> [Input material]
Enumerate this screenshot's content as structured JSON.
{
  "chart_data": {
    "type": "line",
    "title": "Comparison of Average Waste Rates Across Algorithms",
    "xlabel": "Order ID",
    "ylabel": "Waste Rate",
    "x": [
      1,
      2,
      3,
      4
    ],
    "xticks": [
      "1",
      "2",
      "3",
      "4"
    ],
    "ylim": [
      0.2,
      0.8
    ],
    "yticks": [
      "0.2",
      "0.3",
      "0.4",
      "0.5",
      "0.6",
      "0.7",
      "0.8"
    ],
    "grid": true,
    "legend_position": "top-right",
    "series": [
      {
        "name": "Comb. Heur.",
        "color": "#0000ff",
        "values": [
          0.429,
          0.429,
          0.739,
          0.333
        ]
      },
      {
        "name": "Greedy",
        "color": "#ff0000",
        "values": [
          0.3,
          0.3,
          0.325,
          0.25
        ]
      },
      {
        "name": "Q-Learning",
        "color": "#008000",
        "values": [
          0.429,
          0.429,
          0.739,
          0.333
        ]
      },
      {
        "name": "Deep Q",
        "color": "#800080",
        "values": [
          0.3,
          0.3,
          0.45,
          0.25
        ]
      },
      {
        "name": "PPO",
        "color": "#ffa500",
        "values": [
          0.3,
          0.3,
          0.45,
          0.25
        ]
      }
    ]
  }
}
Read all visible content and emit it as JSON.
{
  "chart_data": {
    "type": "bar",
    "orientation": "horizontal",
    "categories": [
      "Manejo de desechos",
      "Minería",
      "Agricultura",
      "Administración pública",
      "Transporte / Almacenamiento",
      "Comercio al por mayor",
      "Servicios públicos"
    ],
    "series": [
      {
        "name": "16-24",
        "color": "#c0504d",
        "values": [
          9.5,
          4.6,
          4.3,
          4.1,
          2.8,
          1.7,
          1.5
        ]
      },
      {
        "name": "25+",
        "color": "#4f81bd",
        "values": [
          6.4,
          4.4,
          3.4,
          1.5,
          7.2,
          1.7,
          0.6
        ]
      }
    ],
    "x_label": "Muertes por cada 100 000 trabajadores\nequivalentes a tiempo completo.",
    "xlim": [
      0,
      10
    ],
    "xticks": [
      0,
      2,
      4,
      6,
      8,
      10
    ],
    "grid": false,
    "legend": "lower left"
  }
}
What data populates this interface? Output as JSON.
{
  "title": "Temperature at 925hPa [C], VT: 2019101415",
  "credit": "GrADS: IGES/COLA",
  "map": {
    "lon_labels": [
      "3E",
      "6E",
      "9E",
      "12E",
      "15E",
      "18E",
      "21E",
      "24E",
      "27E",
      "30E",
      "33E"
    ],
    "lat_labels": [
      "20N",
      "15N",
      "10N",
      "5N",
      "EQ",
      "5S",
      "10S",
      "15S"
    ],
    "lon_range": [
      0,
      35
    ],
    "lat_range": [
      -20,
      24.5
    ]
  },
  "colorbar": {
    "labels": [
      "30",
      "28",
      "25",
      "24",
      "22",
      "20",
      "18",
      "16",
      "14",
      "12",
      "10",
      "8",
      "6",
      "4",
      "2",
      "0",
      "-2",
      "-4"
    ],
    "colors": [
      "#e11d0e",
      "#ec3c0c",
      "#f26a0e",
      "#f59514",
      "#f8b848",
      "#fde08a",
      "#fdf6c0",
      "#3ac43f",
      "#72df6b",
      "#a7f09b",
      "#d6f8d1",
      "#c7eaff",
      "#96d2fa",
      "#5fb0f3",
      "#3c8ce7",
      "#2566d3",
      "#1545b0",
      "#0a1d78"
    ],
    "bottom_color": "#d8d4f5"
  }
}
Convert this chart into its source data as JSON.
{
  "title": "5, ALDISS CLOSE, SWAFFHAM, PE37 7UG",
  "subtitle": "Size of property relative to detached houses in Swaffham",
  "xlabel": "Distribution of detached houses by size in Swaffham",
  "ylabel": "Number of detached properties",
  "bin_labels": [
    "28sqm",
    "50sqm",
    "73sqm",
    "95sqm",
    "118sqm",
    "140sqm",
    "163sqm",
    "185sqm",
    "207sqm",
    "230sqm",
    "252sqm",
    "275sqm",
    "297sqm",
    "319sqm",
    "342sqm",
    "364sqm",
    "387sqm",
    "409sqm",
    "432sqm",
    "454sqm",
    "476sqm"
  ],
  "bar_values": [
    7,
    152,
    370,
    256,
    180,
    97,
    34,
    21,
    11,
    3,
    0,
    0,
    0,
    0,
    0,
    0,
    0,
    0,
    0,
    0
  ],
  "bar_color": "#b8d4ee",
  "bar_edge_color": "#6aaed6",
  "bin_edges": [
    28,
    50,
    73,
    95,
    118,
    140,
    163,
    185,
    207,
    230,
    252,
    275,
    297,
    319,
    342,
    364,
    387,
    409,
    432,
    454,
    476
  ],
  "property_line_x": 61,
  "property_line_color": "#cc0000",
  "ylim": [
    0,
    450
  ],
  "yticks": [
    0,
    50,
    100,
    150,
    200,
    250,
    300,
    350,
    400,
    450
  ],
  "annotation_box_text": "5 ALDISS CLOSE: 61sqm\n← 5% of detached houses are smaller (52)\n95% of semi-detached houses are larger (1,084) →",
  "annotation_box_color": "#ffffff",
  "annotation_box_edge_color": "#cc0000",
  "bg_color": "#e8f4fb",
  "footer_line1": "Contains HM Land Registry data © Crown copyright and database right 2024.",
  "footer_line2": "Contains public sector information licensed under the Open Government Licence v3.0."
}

> [Given exercise]
Reproduce the entire listing word for word.

> [Output for this task]
Enumerate this screenshot's content as structured JSON.
{
  "chart_data": {
    "type": "line",
    "title": "Comparison of Average Waste Rates Across Algorithms",
    "xlabel": "Order ID",
    "ylabel": "Waste Rate",
    "x": [
      1,
      2,
      3,
      4
    ],
    "xticks": [
      "1",
      "2",
      "3",
      "4"
    ],
    "ylim": [
      0.2,
      0.8
    ],
    "yticks": [
      "0.2",
      "0.3",
      "0.4",
      "0.5",
      "0.6",
      "0.7",
      "0.8"
    ],
    "grid": true,
    "legend_position": "top-right",
    "series": [
      {
        "name": "Comb. Heur.",
        "color": "#0000ff",
        "values": [
          0.429,
          0.429,
          0.739,
          0.333
        ]
      },
      {
        "name": "Greedy",
        "color": "#ff0000",
        "values": [
          0.3,
          0.3,
          0.325,
          0.25
        ]
      },
      {
        "name": "Q-Learning",
        "color": "#008000",
        "values": [
          0.429,
          0.429,
          0.739,
          0.333
        ]
      },
      {
        "name": "Deep Q",
        "color": "#800080",
        "values": [
          0.3,
          0.3,
          0.45,
          0.25
        ]
      },
      {
        "name": "PPO",
        "color": "#ffa500",
        "values": [
          0.3,
          0.3,
          0.45,
          0.25
        ]
      }
    ]
  }
}
Read all visible content and emit it as JSON.
{
  "chart_data": {
    "type": "bar",
    "orientation": "horizontal",
    "categories": [
      "Manejo de desechos",
      "Minería",
      "Agricultura",
      "Administración pública",
      "Transporte / Almacenamiento",
      "Comercio al por mayor",
      "Servicios públicos"
    ],
    "series": [
      {
        "name": "16-24",
        "color": "#c0504d",
        "values": [
          9.5,
          4.6,
          4.3,
          4.1,
          2.8,
          1.7,
          1.5
        ]
      },
      {
        "name": "25+",
        "color": "#4f81bd",
        "values": [
          6.4,
          4.4,
          3.4,
          1.5,
          7.2,
          1.7,
          0.6
        ]
      }
    ],
    "x_label": "Muertes por cada 100 000 trabajadores\nequivalentes a tiempo completo.",
    "xlim": [
      0,
      10
    ],
    "xticks": [
      0,
      2,
      4,
      6,
      8,
      10
    ],
    "grid": false,
    "legend": "lower left"
  }
}
What data populates this interface? Output as JSON.
{
  "title": "Temperature at 925hPa [C], VT: 2019101415",
  "credit": "GrADS: IGES/COLA",
  "map": {
    "lon_labels": [
      "3E",
      "6E",
      "9E",
      "12E",
      "15E",
      "18E",
      "21E",
      "24E",
      "27E",
      "30E",
      "33E"
    ],
    "lat_labels": [
      "20N",
      "15N",
      "10N",
      "5N",
      "EQ",
      "5S",
      "10S",
      "15S"
    ],
    "lon_range": [
      0,
      35
    ],
    "lat_range": [
      -20,
      24.5
    ]
  },
  "colorbar": {
    "labels": [
      "30",
      "28",
      "25",
      "24",
      "22",
      "20",
      "18",
      "16",
      "14",
      "12",
      "10",
      "8",
      "6",
      "4",
      "2",
      "0",
      "-2",
      "-4"
    ],
    "colors": [
      "#e11d0e",
      "#ec3c0c",
      "#f26a0e",
      "#f59514",
      "#f8b848",
      "#fde08a",
      "#fdf6c0",
      "#3ac43f",
      "#72df6b",
      "#a7f09b",
      "#d6f8d1",
      "#c7eaff",
      "#96d2fa",
      "#5fb0f3",
      "#3c8ce7",
      "#2566d3",
      "#1545b0",
      "#0a1d78"
    ],
    "bottom_color": "#d8d4f5"
  }
}
Convert this chart into its source data as JSON.
{
  "title": "5, ALDISS CLOSE, SWAFFHAM, PE37 7UG",
  "subtitle": "Size of property relative to detached houses in Swaffham",
  "xlabel": "Distribution of detached houses by size in Swaffham",
  "ylabel": "Number of detached properties",
  "bin_labels": [
    "28sqm",
    "50sqm",
    "73sqm",
    "95sqm",
    "118sqm",
    "140sqm",
    "163sqm",
    "185sqm",
    "207sqm",
    "230sqm",
    "252sqm",
    "275sqm",
    "297sqm",
    "319sqm",
    "342sqm",
    "364sqm",
    "387sqm",
    "409sqm",
    "432sqm",
    "454sqm",
    "476sqm"
  ],
  "bar_values": [
    7,
    152,
    370,
    256,
    180,
    97,
    34,
    21,
    11,
    3,
    0,
    0,
    0,
    0,
    0,
    0,
    0,
    0,
    0,
    0
  ],
  "bar_color": "#b8d4ee",
  "bar_edge_color": "#6aaed6",
  "bin_edges": [
    28,
    50,
    73,
    95,
    118,
    140,
    163,
    185,
    207,
    230,
    252,
    275,
    297,
    319,
    342,
    364,
    387,
    409,
    432,
    454,
    476
  ],
  "property_line_x": 61,
  "property_line_color": "#cc0000",
  "ylim": [
    0,
    450
  ],
  "yticks": [
    0,
    50,
    100,
    150,
    200,
    250,
    300,
    350,
    400,
    450
  ],
  "annotation_box_text": "5 ALDISS CLOSE: 61sqm\n← 5% of detached houses are smaller (52)\n95% of semi-detached houses are larger (1,084) →",
  "annotation_box_color": "#ffffff",
  "annotation_box_edge_color": "#cc0000",
  "bg_color": "#e8f4fb",
  "footer_line1": "Contains HM Land Registry data © Crown copyright and database right 2024.",
  "footer_line2": "Contains public sector information licensed under the Open Government Licence v3.0."
}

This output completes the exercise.